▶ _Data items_
-=-=-
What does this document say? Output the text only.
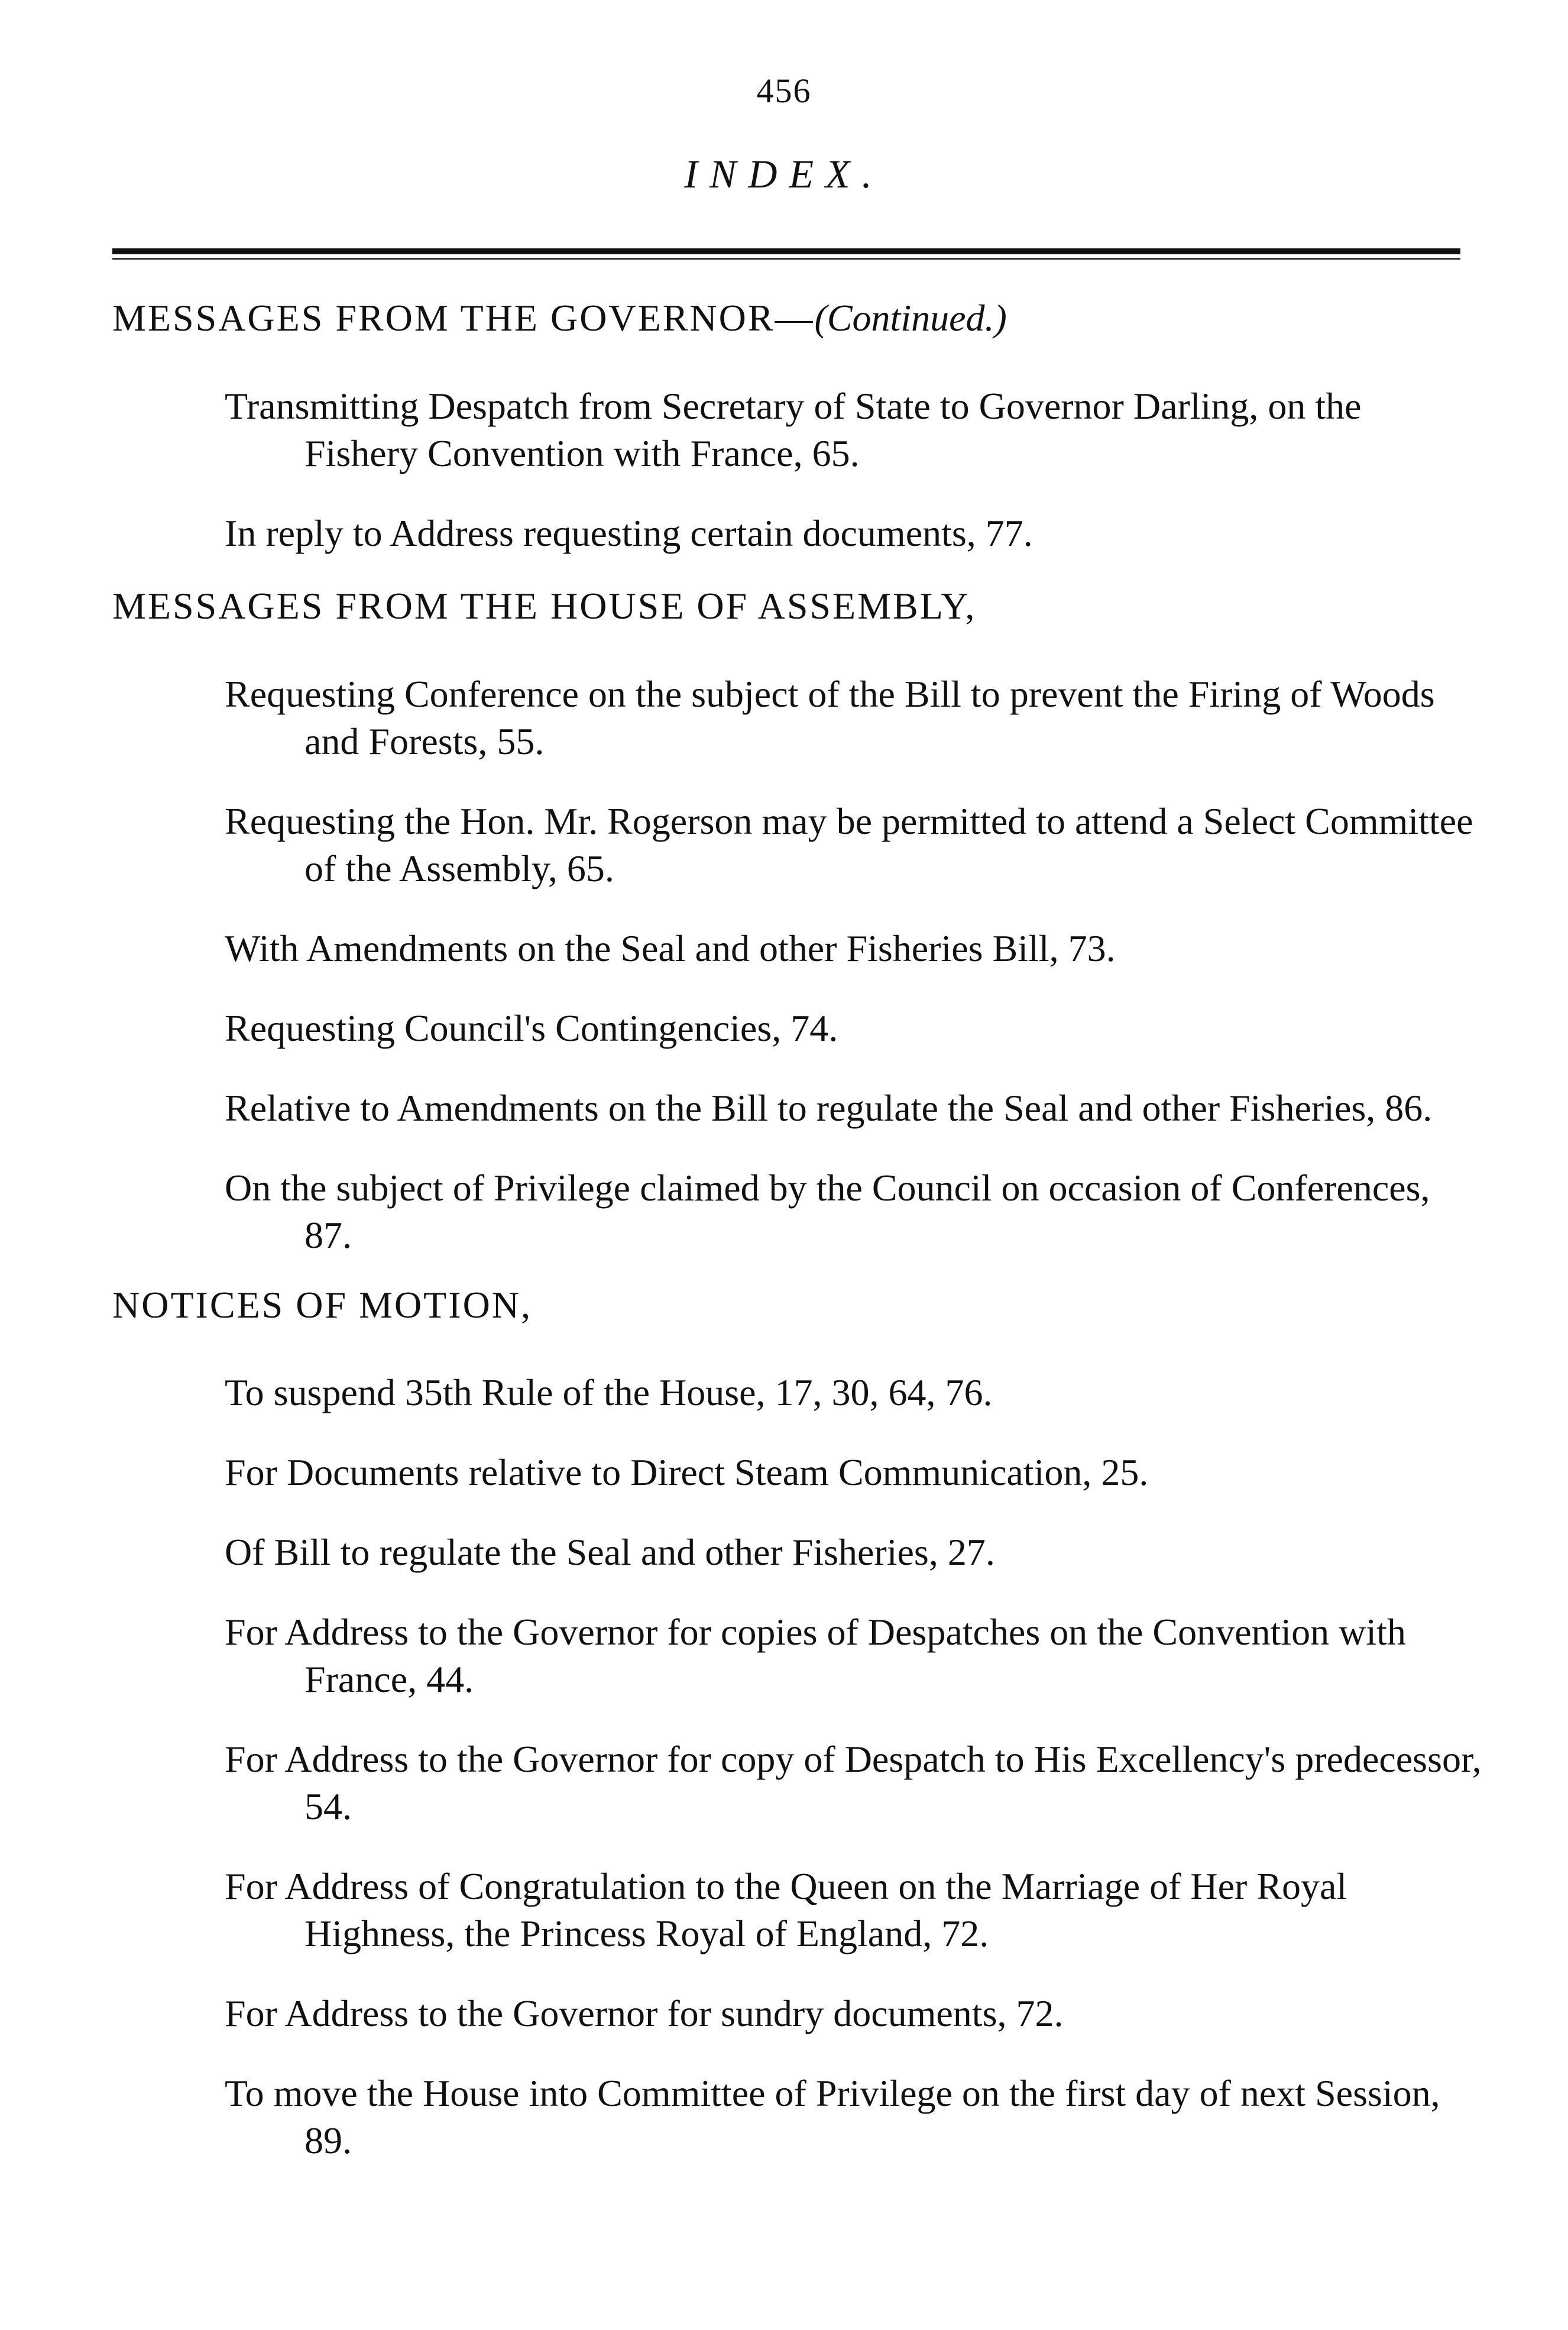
456
INDEX.
MESSAGES FROM THE GOVERNOR—(Continued.)
Transmitting Despatch from Secretary of State to Governor Darling, on the Fishery Convention with France, 65.
In reply to Address requesting certain documents, 77.
MESSAGES FROM THE HOUSE OF ASSEMBLY,
Requesting Conference on the subject of the Bill to prevent the Firing of Woods and Forests, 55.
Requesting the Hon. Mr. Rogerson may be permitted to attend a Select Committee of the Assembly, 65.
With Amendments on the Seal and other Fisheries Bill, 73.
Requesting Council's Contingencies, 74.
Relative to Amendments on the Bill to regulate the Seal and other Fisheries, 86.
On the subject of Privilege claimed by the Council on occasion of Conferences, 87.
NOTICES OF MOTION,
To suspend 35th Rule of the House, 17, 30, 64, 76.
For Documents relative to Direct Steam Communication, 25.
Of Bill to regulate the Seal and other Fisheries, 27.
For Address to the Governor for copies of Despatches on the Convention with France, 44.
For Address to the Governor for copy of Despatch to His Excellency's predecessor, 54.
For Address of Congratulation to the Queen on the Marriage of Her Royal Highness, the Princess Royal of England, 72.
For Address to the Governor for sundry documents, 72.
To move the House into Committee of Privilege on the first day of next Session, 89.
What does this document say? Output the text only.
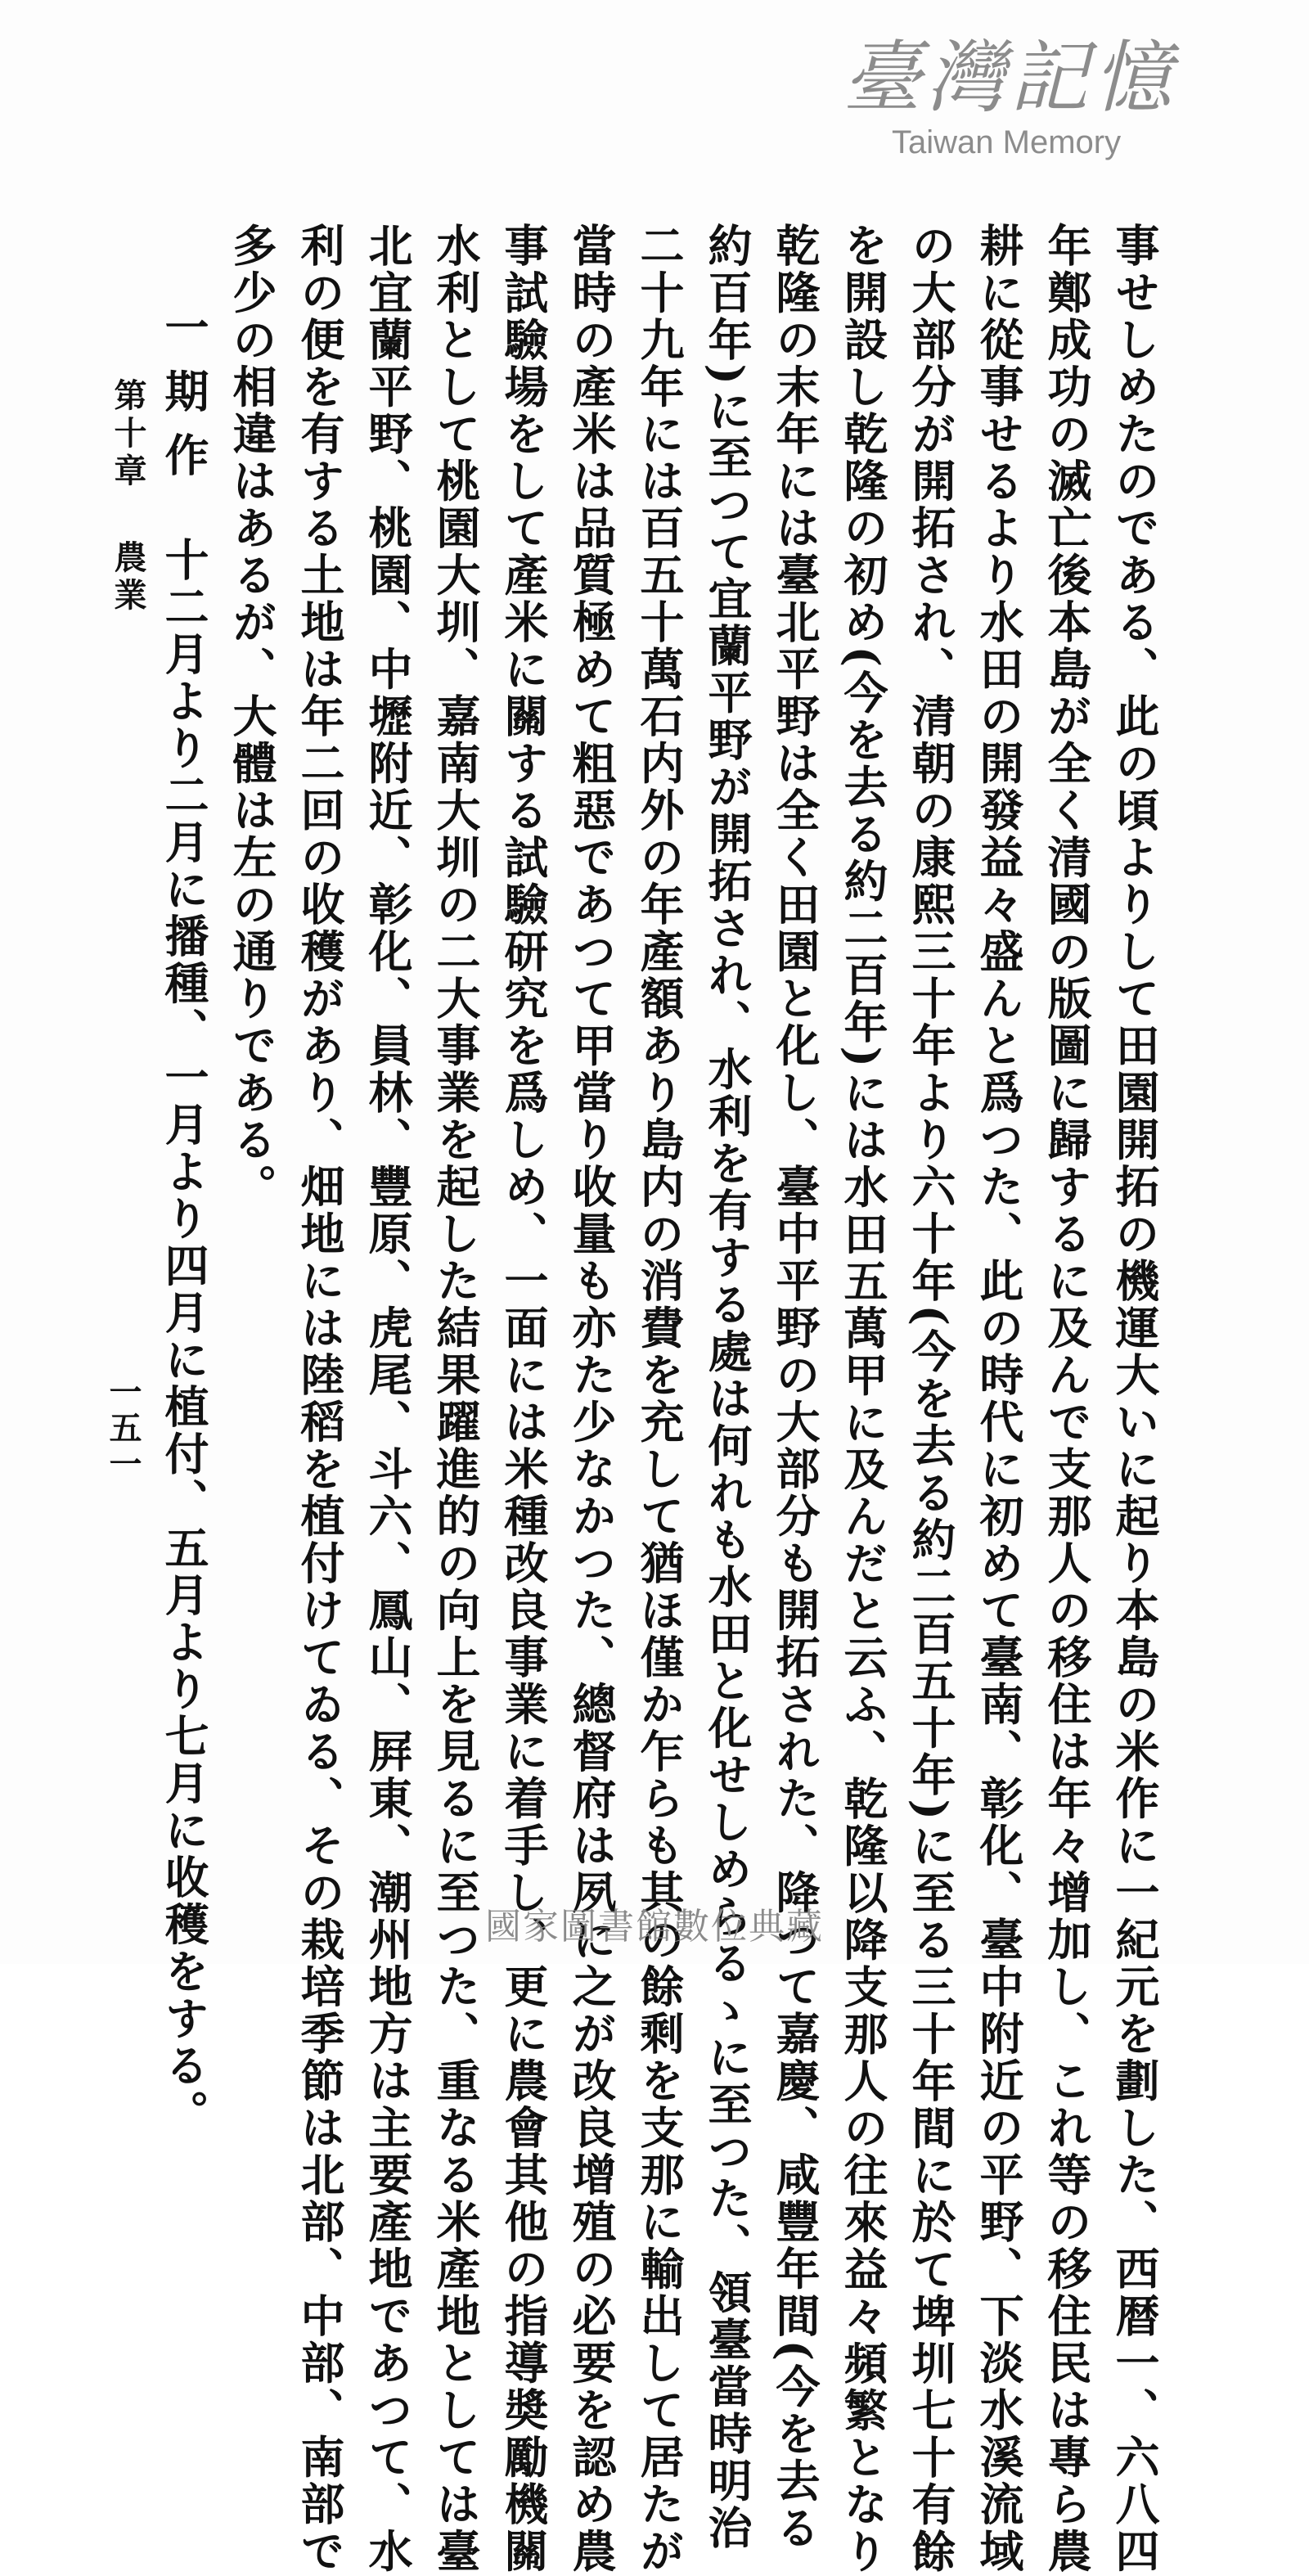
事せしめたのである、此の頃よりして田園開拓の機運大いに起り本島の米作に一紀元を劃した、西暦一、六八四
年鄭成功の滅亡後本島が全く清國の版圖に歸するに及んで支那人の移住は年々增加し、これ等の移住民は專ら農
耕に從事せるより水田の開發益々盛んと爲つた、此の時代に初めて臺南、彰化、臺中附近の平野、下淡水溪流域
の大部分が開拓され、清朝の康熙三十年より六十年(今を去る約二百五十年)に至る三十年間に於て埤圳七十有餘
を開設し乾隆の初め(今を去る約二百年)には水田五萬甲に及んだと云ふ、乾隆以降支那人の往來益々頻繁となり
乾隆の末年には臺北平野は全く田園と化し、臺中平野の大部分も開拓された、降つて嘉慶、咸豐年間(今を去る
約百年)に至つて宜蘭平野が開拓され、水利を有する處は何れも水田と化せしめらるゝに至つた、領臺當時明治
二十九年には百五十萬石内外の年產額あり島内の消費を充して猶ほ僅か乍らも其の餘剩を支那に輸出して居たが
當時の產米は品質極めて粗惡であつて甲當り收量も亦た少なかつた、總督府は夙に之が改良增殖の必要を認め農
事試驗場をして產米に關する試驗研究を爲しめ、一面には米種改良事業に着手し、更に農會其他の指導奬勵機關
水利として桃園大圳、嘉南大圳の二大事業を起した結果躍進的の向上を見るに至つた、重なる米產地としては臺
北宜蘭平野、桃園、中壢附近、彰化、員林、豐原、虎尾、斗六、鳳山、屛東、潮州地方は主要產地であつて、水
利の便を有する土地は年二回の收穫があり、畑地には陸稻を植付けてゐる、その栽培季節は北部、中部、南部で
多少の相違はあるが、大體は左の通りである。
一期作十二月より二月に播種、一月より四月に植付、五月より七月に收穫をする。
第十章農業
一五一
臺灣記憶
Taiwan Memory
國家圖書館數位典藏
-=-=-
▶ _Required task_
Each line of the data is to be duplicated exactly; pictures stay out of the copy.

▶ _The solution_
What does this document say? Output the text only.
456
INDEX.
MESSAGES FROM THE GOVERNOR—(Continued.)
Transmitting Despatch from Secretary of State to Governor Darling, on the Fishery Convention with France, 65.
In reply to Address requesting certain documents, 77.
MESSAGES FROM THE HOUSE OF ASSEMBLY,
Requesting Conference on the subject of the Bill to prevent the Firing of Woods and Forests, 55.
Requesting the Hon. Mr. Rogerson may be permitted to attend a Select Committee of the Assembly, 65.
With Amendments on the Seal and other Fisheries Bill, 73.
Requesting Council's Contingencies, 74.
Relative to Amendments on the Bill to regulate the Seal and other Fisheries, 86.
On the subject of Privilege claimed by the Council on occasion of Conferences, 87.
NOTICES OF MOTION,
To suspend 35th Rule of the House, 17, 30, 64, 76.
For Documents relative to Direct Steam Communication, 25.
Of Bill to regulate the Seal and other Fisheries, 27.
For Address to the Governor for copies of Despatches on the Convention with France, 44.
For Address to the Governor for copy of Despatch to His Excellency's predecessor, 54.
For Address of Congratulation to the Queen on the Marriage of Her Royal Highness, the Princess Royal of England, 72.
For Address to the Governor for sundry documents, 72.
To move the House into Committee of Privilege on the first day of next Session, 89.
What does this document say? Output the text only.
事せしめたのである、此の頃よりして田園開拓の機運大いに起り本島の米作に一紀元を劃した、西暦一、六八四
年鄭成功の滅亡後本島が全く清國の版圖に歸するに及んで支那人の移住は年々增加し、これ等の移住民は專ら農
耕に從事せるより水田の開發益々盛んと爲つた、此の時代に初めて臺南、彰化、臺中附近の平野、下淡水溪流域
の大部分が開拓され、清朝の康熙三十年より六十年(今を去る約二百五十年)に至る三十年間に於て埤圳七十有餘
を開設し乾隆の初め(今を去る約二百年)には水田五萬甲に及んだと云ふ、乾隆以降支那人の往來益々頻繁となり
乾隆の末年には臺北平野は全く田園と化し、臺中平野の大部分も開拓された、降つて嘉慶、咸豐年間(今を去る
約百年)に至つて宜蘭平野が開拓され、水利を有する處は何れも水田と化せしめらるゝに至つた、領臺當時明治
二十九年には百五十萬石内外の年產額あり島内の消費を充して猶ほ僅か乍らも其の餘剩を支那に輸出して居たが
當時の產米は品質極めて粗惡であつて甲當り收量も亦た少なかつた、總督府は夙に之が改良增殖の必要を認め農
事試驗場をして產米に關する試驗研究を爲しめ、一面には米種改良事業に着手し、更に農會其他の指導奬勵機關
水利として桃園大圳、嘉南大圳の二大事業を起した結果躍進的の向上を見るに至つた、重なる米產地としては臺
北宜蘭平野、桃園、中壢附近、彰化、員林、豐原、虎尾、斗六、鳳山、屛東、潮州地方は主要產地であつて、水
利の便を有する土地は年二回の收穫があり、畑地には陸稻を植付けてゐる、その栽培季節は北部、中部、南部で
多少の相違はあるが、大體は左の通りである。
一期作十二月より二月に播種、一月より四月に植付、五月より七月に收穫をする。
第十章農業
一五一
臺灣記憶
Taiwan Memory
國家圖書館數位典藏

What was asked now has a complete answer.